-- BEGIN Given records --
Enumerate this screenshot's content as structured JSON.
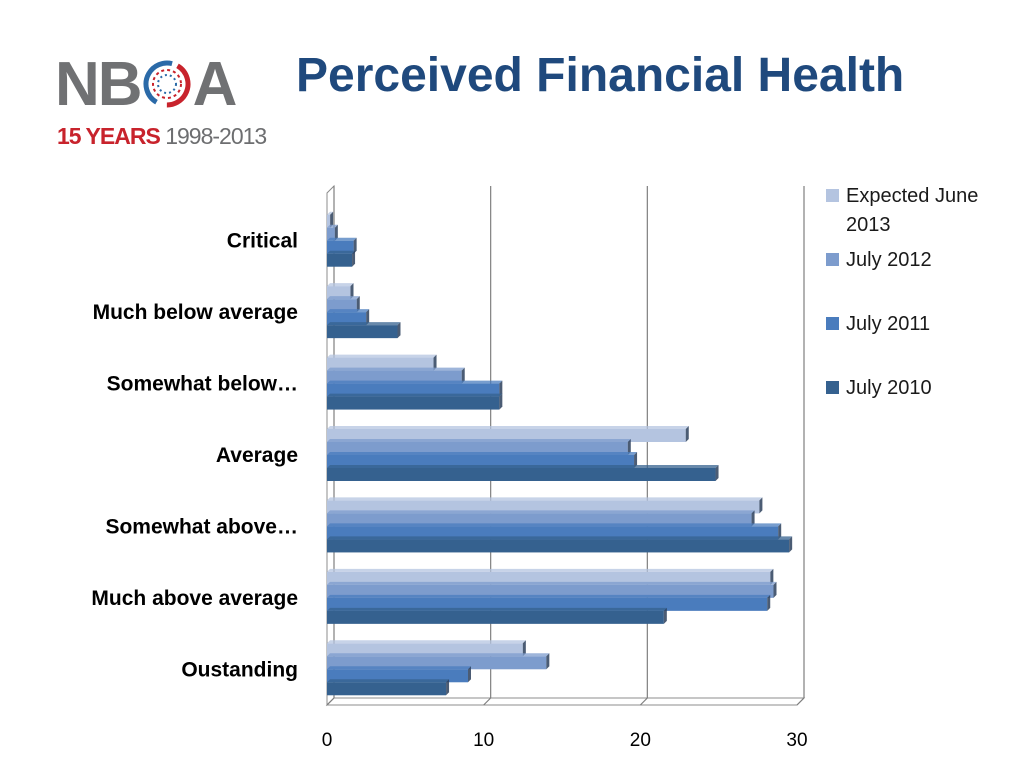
{
  "logo": {
    "wordmark_left": "NB",
    "wordmark_right": "A",
    "years_label": "15 YEARS",
    "range_label": "1998-2013",
    "colors": {
      "gray": "#707173",
      "red": "#c8232c",
      "blue": "#2b6aa8"
    }
  },
  "title": "Perceived Financial Health",
  "colors": {
    "title": "#1f497d",
    "series": [
      "#b4c4e0",
      "#7d9ccd",
      "#4a7cbd",
      "#35618f"
    ]
  },
  "chart_data": {
    "type": "bar",
    "orientation": "horizontal",
    "title": "",
    "xlabel": "",
    "ylabel": "",
    "xlim": [
      0,
      30
    ],
    "xticks": [
      0,
      10,
      20,
      30
    ],
    "grid": true,
    "legend_position": "right",
    "categories": [
      "Critical",
      "Much below average",
      "Somewhat below…",
      "Average",
      "Somewhat above…",
      "Much above average",
      "Oustanding"
    ],
    "series": [
      {
        "name": "Expected June 2013",
        "values": [
          0.2,
          1.5,
          6.8,
          22.9,
          27.6,
          28.3,
          12.5
        ]
      },
      {
        "name": "July 2012",
        "values": [
          0.5,
          1.9,
          8.6,
          19.2,
          27.1,
          28.5,
          14.0
        ]
      },
      {
        "name": "July 2011",
        "values": [
          1.7,
          2.5,
          11.0,
          19.6,
          28.8,
          28.1,
          9.0
        ]
      },
      {
        "name": "July 2010",
        "values": [
          1.6,
          4.5,
          11.0,
          24.8,
          29.5,
          21.5,
          7.6
        ]
      }
    ]
  }
}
-- END Given records --
Return to the listing above and set it down exactly, leaving out its pictures.

Result:
Enumerate this screenshot's content as structured JSON.
{
  "logo": {
    "wordmark_left": "NB",
    "wordmark_right": "A",
    "years_label": "15 YEARS",
    "range_label": "1998-2013",
    "colors": {
      "gray": "#707173",
      "red": "#c8232c",
      "blue": "#2b6aa8"
    }
  },
  "title": "Perceived Financial Health",
  "colors": {
    "title": "#1f497d",
    "series": [
      "#b4c4e0",
      "#7d9ccd",
      "#4a7cbd",
      "#35618f"
    ]
  },
  "chart_data": {
    "type": "bar",
    "orientation": "horizontal",
    "title": "",
    "xlabel": "",
    "ylabel": "",
    "xlim": [
      0,
      30
    ],
    "xticks": [
      0,
      10,
      20,
      30
    ],
    "grid": true,
    "legend_position": "right",
    "categories": [
      "Critical",
      "Much below average",
      "Somewhat below…",
      "Average",
      "Somewhat above…",
      "Much above average",
      "Oustanding"
    ],
    "series": [
      {
        "name": "Expected June 2013",
        "values": [
          0.2,
          1.5,
          6.8,
          22.9,
          27.6,
          28.3,
          12.5
        ]
      },
      {
        "name": "July 2012",
        "values": [
          0.5,
          1.9,
          8.6,
          19.2,
          27.1,
          28.5,
          14.0
        ]
      },
      {
        "name": "July 2011",
        "values": [
          1.7,
          2.5,
          11.0,
          19.6,
          28.8,
          28.1,
          9.0
        ]
      },
      {
        "name": "July 2010",
        "values": [
          1.6,
          4.5,
          11.0,
          24.8,
          29.5,
          21.5,
          7.6
        ]
      }
    ]
  }
}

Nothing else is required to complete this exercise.